Direction 1: Rewrite the records from the line with "country-label: Romania xyxy=(481,575,524,588)" up to and including the line with "country-bar: 57.9 Slovenia" as a JSON list of strings, one string per line, leaving out blank lines.

Document passage:
--------

If you could look up the antonym for “charming conversation,” there would be a picture of me. 



I did it yesterday, unintentionally saying something that seemed perfectly innocent to me, yet was experienced by someone dear to me as hurtful – I hadn’t thought about how the words I used could have been interpreted by anyone who didn’t know my point.



What a challenge, never knowing what is too little, what is too much, when I so rarely say something just right.  Have found myself thinking about my mother, who never learned how to drive because she was too preoccupied wondering about the mechanics of a car, how it started & maintained speed & stopped.  She couldn’t just let it go & drive.  Under my tutelage, she finally learned how to set a parking brake, but nothing more.



That’s me & conversation.  I listen to John & Mom & Mim & Peter and they all do it so effortlessly.  They build a conversation, feed it with interesting kindling, fan the flames with pertinent observations & comments.  Not me.



People scoff at my claims of being a lousy conversationalist.  They don’t know how terrified I am of making a mistake, of not listening in the right way, of having such pitiful background for developing engaging topics.  Like Mom with cars & driving, I’m so focused on my ignorance of the basic mechanics of a good conversation, I go into overdrive or push the limits of propriety or can’t follow where the conversation is naturally headed & send it off on an uncomfortable detour.



My heart was born to be filled with friends who jabber on the phone or join me for a cuppa, who seek my advice in dark days or invite me to join them on all the happy ones.  One reason I love Facebook to the moon & back is because of getting to see all the other connections out there, all the friends hanging out over an electronic fence sharing every sort of news, posting pic of every sort of fun times.  
 

That wasn’t the life I was cut out to live.  
 Love, yes.  Live, no.

--------

Available data:
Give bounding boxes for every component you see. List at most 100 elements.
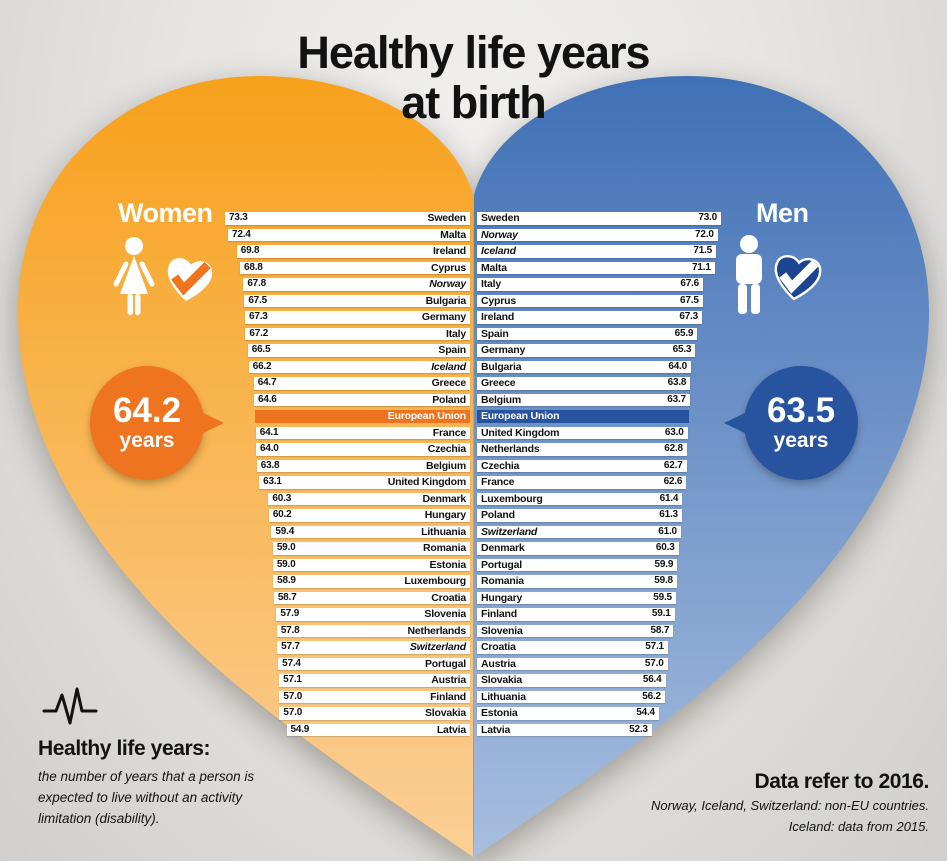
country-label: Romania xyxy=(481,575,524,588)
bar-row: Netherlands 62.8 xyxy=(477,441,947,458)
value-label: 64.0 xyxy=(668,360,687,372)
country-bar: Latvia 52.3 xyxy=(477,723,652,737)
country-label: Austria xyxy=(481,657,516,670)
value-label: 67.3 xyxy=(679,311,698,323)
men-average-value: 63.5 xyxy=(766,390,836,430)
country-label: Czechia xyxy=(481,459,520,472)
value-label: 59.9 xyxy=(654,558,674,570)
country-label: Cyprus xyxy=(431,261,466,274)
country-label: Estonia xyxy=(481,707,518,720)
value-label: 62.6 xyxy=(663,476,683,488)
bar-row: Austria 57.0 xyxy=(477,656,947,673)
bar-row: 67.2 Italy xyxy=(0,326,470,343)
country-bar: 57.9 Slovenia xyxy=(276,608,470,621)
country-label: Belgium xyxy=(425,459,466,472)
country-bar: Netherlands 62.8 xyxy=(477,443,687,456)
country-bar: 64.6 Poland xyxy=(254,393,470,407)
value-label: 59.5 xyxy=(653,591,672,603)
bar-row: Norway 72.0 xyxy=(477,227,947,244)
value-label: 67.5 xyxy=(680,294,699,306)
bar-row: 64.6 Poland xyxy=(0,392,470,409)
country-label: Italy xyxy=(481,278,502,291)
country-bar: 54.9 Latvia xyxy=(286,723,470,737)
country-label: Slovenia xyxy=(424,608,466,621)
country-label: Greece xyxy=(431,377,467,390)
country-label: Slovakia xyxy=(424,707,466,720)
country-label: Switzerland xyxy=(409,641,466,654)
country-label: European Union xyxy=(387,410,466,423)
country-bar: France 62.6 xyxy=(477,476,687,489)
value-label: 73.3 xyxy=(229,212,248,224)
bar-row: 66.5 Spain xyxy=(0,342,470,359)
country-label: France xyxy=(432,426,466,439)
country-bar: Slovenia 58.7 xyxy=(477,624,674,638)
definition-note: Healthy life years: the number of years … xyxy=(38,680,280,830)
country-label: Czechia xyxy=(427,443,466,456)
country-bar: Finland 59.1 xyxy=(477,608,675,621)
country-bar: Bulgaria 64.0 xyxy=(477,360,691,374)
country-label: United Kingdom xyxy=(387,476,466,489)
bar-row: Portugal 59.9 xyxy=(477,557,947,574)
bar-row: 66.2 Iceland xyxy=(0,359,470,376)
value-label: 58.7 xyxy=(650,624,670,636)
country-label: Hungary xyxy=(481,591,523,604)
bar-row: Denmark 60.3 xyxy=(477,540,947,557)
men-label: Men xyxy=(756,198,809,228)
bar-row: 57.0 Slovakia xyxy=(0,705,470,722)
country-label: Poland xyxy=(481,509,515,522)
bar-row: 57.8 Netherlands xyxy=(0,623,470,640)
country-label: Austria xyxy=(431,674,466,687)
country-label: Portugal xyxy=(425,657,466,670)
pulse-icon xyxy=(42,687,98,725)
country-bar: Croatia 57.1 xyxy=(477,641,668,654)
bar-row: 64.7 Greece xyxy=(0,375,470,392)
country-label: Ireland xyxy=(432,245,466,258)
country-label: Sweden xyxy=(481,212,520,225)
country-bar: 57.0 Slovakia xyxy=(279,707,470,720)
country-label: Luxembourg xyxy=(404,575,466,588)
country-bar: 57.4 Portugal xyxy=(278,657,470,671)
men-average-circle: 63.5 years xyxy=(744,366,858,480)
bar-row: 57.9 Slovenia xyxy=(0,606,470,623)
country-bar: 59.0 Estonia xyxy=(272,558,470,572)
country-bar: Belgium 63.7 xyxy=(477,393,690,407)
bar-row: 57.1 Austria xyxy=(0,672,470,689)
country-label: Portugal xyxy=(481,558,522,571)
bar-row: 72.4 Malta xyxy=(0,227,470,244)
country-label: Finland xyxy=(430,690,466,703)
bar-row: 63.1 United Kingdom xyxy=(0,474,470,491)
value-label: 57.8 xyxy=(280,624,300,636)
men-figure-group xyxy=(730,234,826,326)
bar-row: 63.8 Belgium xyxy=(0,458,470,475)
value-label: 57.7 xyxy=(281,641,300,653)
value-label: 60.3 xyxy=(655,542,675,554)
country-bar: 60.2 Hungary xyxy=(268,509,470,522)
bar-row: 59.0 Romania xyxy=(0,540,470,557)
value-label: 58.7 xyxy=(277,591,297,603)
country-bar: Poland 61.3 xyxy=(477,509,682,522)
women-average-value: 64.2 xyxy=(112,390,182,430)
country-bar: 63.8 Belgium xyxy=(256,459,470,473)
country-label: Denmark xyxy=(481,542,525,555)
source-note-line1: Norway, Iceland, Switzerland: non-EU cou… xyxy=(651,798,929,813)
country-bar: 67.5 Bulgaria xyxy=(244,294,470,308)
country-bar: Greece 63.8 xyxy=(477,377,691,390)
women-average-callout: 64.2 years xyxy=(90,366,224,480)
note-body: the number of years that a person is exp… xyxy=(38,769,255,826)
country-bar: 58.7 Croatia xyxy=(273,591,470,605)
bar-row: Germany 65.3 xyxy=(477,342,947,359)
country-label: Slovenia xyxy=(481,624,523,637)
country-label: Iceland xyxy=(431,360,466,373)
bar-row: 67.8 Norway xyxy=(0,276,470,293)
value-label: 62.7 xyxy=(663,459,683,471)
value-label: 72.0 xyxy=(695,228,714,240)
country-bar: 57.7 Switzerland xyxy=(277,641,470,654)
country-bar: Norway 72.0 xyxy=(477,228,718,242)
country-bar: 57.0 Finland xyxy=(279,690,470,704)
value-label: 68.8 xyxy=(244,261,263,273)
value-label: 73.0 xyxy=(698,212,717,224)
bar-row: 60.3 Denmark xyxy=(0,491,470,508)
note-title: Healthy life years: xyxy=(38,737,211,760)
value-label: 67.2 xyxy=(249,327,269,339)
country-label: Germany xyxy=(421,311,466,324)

--------

Direction 2: Extend the essay about struggling with conversation from where it stops.

Expected output 1:
[
  "country-label: Romania xyxy=(481,575,524,588)",
  "bar-row: Netherlands 62.8 xyxy=(477,441,947,458)",
  "value-label: 64.0 xyxy=(668,360,687,372)",
  "country-bar: Latvia 52.3 xyxy=(477,723,652,737)",
  "country-label: Austria xyxy=(481,657,516,670)",
  "value-label: 67.3 xyxy=(679,311,698,323)",
  "men-average-value: 63.5 xyxy=(766,390,836,430)",
  "country-label: Czechia xyxy=(481,459,520,472)",
  "value-label: 59.9 xyxy=(654,558,674,570)",
  "country-label: Cyprus xyxy=(431,261,466,274)",
  "country-label: Estonia xyxy=(481,707,518,720)",
  "value-label: 62.6 xyxy=(663,476,683,488)",
  "bar-row: Austria 57.0 xyxy=(477,656,947,673)",
  "bar-row: 67.2 Italy xyxy=(0,326,470,343)",
  "country-bar: 57.9 Slovenia xyxy=(276,608,470,621)"
]

Expected output 2:
How ironic.  It feels to me like my oldest brother & sister always saw themselves on the outside of where they wanted to be, looking in but unable to fully be part of whatever it was.  And here I am,  doing the same, due to deeply etched, hopelessly flawed communication skills.  Bitter, bitter irony.   



Normally, all of this doesn’t make me weepy.  Today, am all too aware of how my no brain/no boundaries ways can cause others at the least discomfort, at the worst pain.  I blew a fledgling friendship by letting books & place & slightly similar histories dissolve the proper boundaries that keep tight-bud relationships safe enough to slowly unfurl.  

Hard truth - people often don’t feel safe around me, because I don’t know the difference between okay & too far.  Am too aware of the mechanics & too sure I am messing them up. They often aren't comfortable around me, yet my assumption is that I'm always blowing it, always feeling like they're mentally edging away from me.  



How, at 62, do I learn proper boundaries & safe limits?  Can see them all too clearly afterward, after the stunned look & frozen body language response. 



Part of me accepts that, at 62, this is me.  Work with what is.  Build it into whatever is possible & don’t regret the never was, never will be. 



I get that.  And some days, like this day, it is a grief.


2 comments:

  1. I have always had issues with conversation - being too afraid to hurt someone else's feelings, never actually getting to say how I feel, or what I think! Until I turned 60 that is, and the next milestone, 65, and being without Peter....I might be a little old lady, but sure as hell, I am NOT going to be invisible!
    However, I think I make a better listener...but my friends think I should be a stand-up comic.... I have a repertoire of jokes and anecdotes to keep the conversation flowing, thereby avoiding the need to get into deep and meaningfuls!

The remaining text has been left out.